TASK
Locate each line holding the string "treści" and copy it.

Recorded data:
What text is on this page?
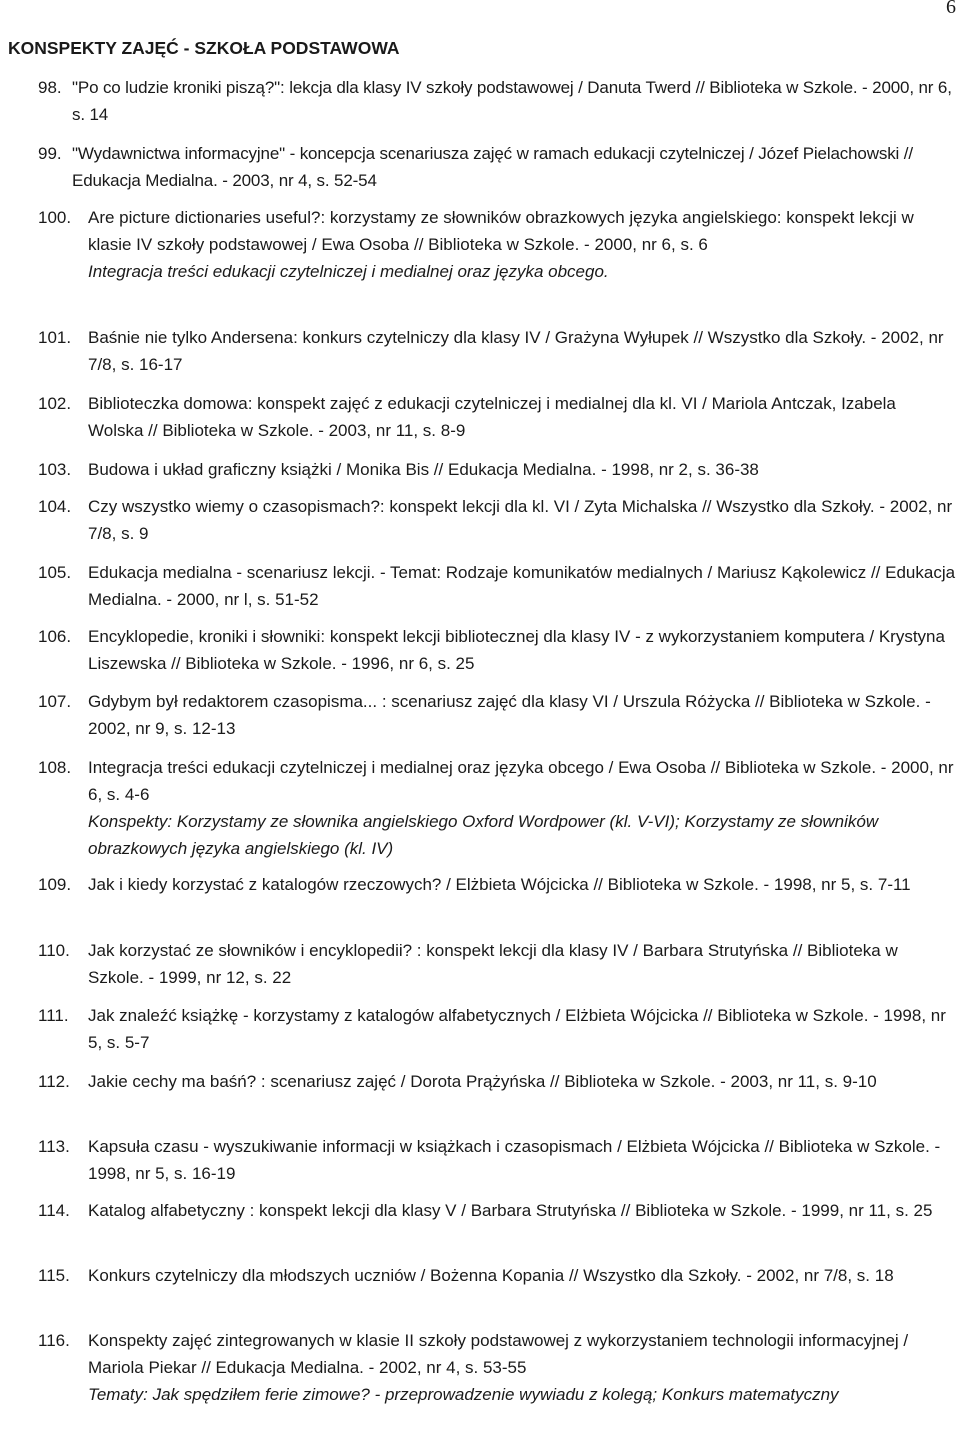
6
KONSPEKTY ZAJĘĆ - SZKOŁA PODSTAWOWA
98. "Po co ludzie kroniki piszą?": lekcja dla klasy IV szkoły podstawowej / Danuta Twerd // Biblioteka w Szkole. - 2000, nr 6, s. 14
99. "Wydawnictwa informacyjne" - koncepcja scenariusza zajęć w ramach edukacji czytelniczej / Józef Pielachowski // Edukacja Medialna. - 2003, nr 4, s. 52-54
100. Are picture dictionaries useful?: korzystamy ze słowników obrazkowych języka angielskiego: konspekt lekcji w klasie IV szkoły podstawowej / Ewa Osoba // Biblioteka w Szkole. - 2000, nr 6, s. 6
Integracja treści edukacji czytelniczej i medialnej oraz języka obcego.
101. Baśnie nie tylko Andersena: konkurs czytelniczy dla klasy IV / Grażyna Wyłupek // Wszystko dla Szkoły. - 2002, nr 7/8, s. 16-17
102. Biblioteczka domowa: konspekt zajęć z edukacji czytelniczej i medialnej dla kl. VI / Mariola Antczak, Izabela Wolska // Biblioteka w Szkole. - 2003, nr 11, s. 8-9
103. Budowa i układ graficzny książki / Monika Bis // Edukacja Medialna. - 1998, nr 2, s. 36-38
104. Czy wszystko wiemy o czasopismach?: konspekt lekcji dla kl. VI / Zyta Michalska // Wszystko dla Szkoły. - 2002, nr 7/8, s. 9
105. Edukacja medialna - scenariusz lekcji. - Temat: Rodzaje komunikatów medialnych / Mariusz Kąkolewicz // Edukacja Medialna. - 2000, nr l, s. 51-52
106. Encyklopedie, kroniki i słowniki: konspekt lekcji bibliotecznej dla klasy IV - z wykorzystaniem komputera / Krystyna Liszewska // Biblioteka w Szkole. - 1996, nr 6, s. 25
107. Gdybym był redaktorem czasopisma... : scenariusz zajęć dla klasy VI / Urszula Różycka // Biblioteka w Szkole. - 2002, nr 9, s. 12-13
108. Integracja treści edukacji czytelniczej i medialnej oraz języka obcego / Ewa Osoba // Biblioteka w Szkole. - 2000, nr 6, s. 4-6
Konspekty: Korzystamy ze słownika angielskiego Oxford Wordpower (kl. V-VI); Korzystamy ze słowników obrazkowych języka angielskiego (kl. IV)
109. Jak i kiedy korzystać z katalogów rzeczowych? / Elżbieta Wójcicka // Biblioteka w Szkole. - 1998, nr 5, s. 7-11
110. Jak korzystać ze słowników i encyklopedii? : konspekt lekcji dla klasy IV / Barbara Strutyńska // Biblioteka w Szkole. - 1999, nr 12, s. 22
111. Jak znaleźć książkę - korzystamy z katalogów alfabetycznych / Elżbieta Wójcicka // Biblioteka w Szkole. - 1998, nr 5, s. 5-7
112. Jakie cechy ma baśń? : scenariusz zajęć / Dorota Prążyńska // Biblioteka w Szkole. - 2003, nr 11, s. 9-10
113. Kapsuła czasu - wyszukiwanie informacji w książkach i czasopismach / Elżbieta Wójcicka // Biblioteka w Szkole. - 1998, nr 5, s. 16-19
114. Katalog alfabetyczny : konspekt lekcji dla klasy V / Barbara Strutyńska // Biblioteka w Szkole. - 1999, nr 11, s. 25
115. Konkurs czytelniczy dla młodszych uczniów / Bożenna Kopania // Wszystko dla Szkoły. - 2002, nr 7/8, s. 18
116. Konspekty zajęć zintegrowanych w klasie II szkoły podstawowej z wykorzystaniem technologii informacyjnej / Mariola Piekar // Edukacja Medialna. - 2002, nr 4, s. 53-55
Tematy: Jak spędziłem ferie zimowe? - przeprowadzenie wywiadu z kolegą; Konkurs matematyczny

WRITTEN RESPONSE
Integracja treści edukacji czytelniczej i medialnej oraz języka obcego.
108. Integracja treści edukacji czytelniczej i medialnej oraz języka obcego / Ewa Osoba // Biblioteka w Szkole. - 2000, nr 6, s. 4-6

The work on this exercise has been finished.